Die Befreier aus den Reihen der irakischen Streitkräfte haben das nächste Kapitel bereits vor Augen: Mossul – die inoffizielle Hauptstadt des IS im Nordirak, analog zu Raqqa in Syrien. Doch die Uhr tickt. Bis Ende des Jahres wolle man die Zwei-Millionen-Einwohner-Stadt vom IS befreien, kündigte der irakische Regierungschef Haider al-Abadi im August an. Dabei sein bei der Befreiung wollen auch die Kämpfer der Hashd al-Shaabi, der schiitisch dominierten Bewegung der "Volksmobilmachung".

Entstanden ist dieser Dachverband schiititscher Milizen unter dem Eindruck und Schock des unaufhaltbaren Vorstoßes des "Islamischen Staats" auf irakisches Gebiet im Jahr 2014. Bei ihrem Vormarsch verübten die Islamisten zahlreiche Massaker an Schiiten im Irak, die Streitkräfte des Landes waren wie paralysiert und überfordert bei der Abwehr der sunnitischen Extremisten.

• [GEGEBENES MATERIAL]:
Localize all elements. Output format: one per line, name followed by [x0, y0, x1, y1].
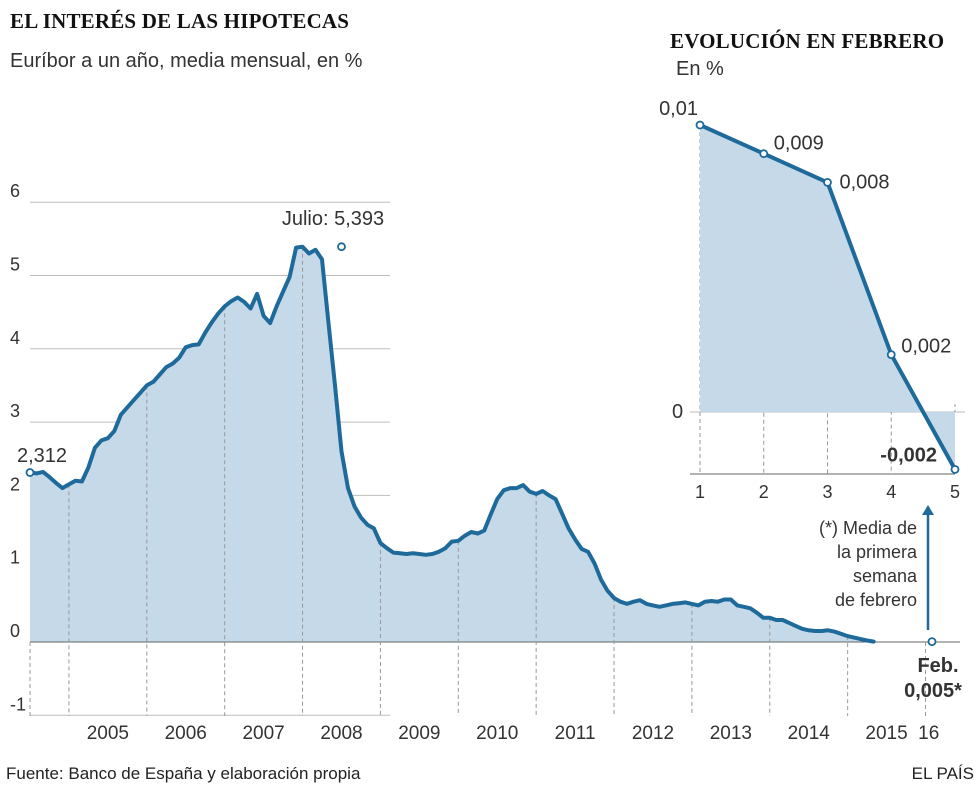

• [ZU ERLEDIGEN]:
1. Gib aus dem Textauszug über Mossul alles von „Entstanden ist dieser“ bis hinunter zu „der sunnitischen Extremisten.“ wortgetreu wieder.
2. Bis wann wollte der irakische Regierungschef Haider al-Abadi laut dem Textauszug über Mossul die Stadt vom IS befreien?
3. Schreibe den Text über den Kampf um Mossul und die schiitischen Milizen im Irak im Anschluss an seinen letzten Satz weiter.

• [LÖSUNGEN]:
1.
Entstanden ist dieser Dachverband schiititscher Milizen unter dem Eindruck und Schock des unaufhaltbaren Vorstoßes des "Islamischen Staats" auf irakisches Gebiet im Jahr 2014. Bei ihrem Vormarsch verübten die Islamisten zahlreiche Massaker an Schiiten im Irak, die Streitkräfte des Landes waren wie paralysiert und überfordert bei der Abwehr der sunnitischen Extremisten.

2. Bis Ende des Jahres.

3.
Seit der Gründung der "Volksmobilmachung" und dem Aufruf schiitischer Geistlicher im Irak, sich dem Kampf gegen den IS anzuschließen, sind Einheiten der Hashd al-Shaabi gegen den IS bei den für die Schiiten so wichtigen Schreinen in Kerbala, Najaf und Samarra und an der Seite der irakischen Sicherheitskräfte im Großraum Bagdad im Einsatz. Verglichen mit den nicht immer effektiven staatlichen Streitkräften haben sich die Kämpfer der Hashd al-Shaabi im Kampf gegen den IS oft bewährt. Diesen betrachten sie als Glaubenskrieg, als schiitischen Jihad. Angetrieben vom Kampf zweier religiöser Doktrinen haben sie sich als eifrige und opferbereite Gotteskrieger gegen den IS herausgestellt. Ihre genaue Zahl ist nicht bekannt, Schätzungen gehen von mehr als hunderttausend Kämpfern aus.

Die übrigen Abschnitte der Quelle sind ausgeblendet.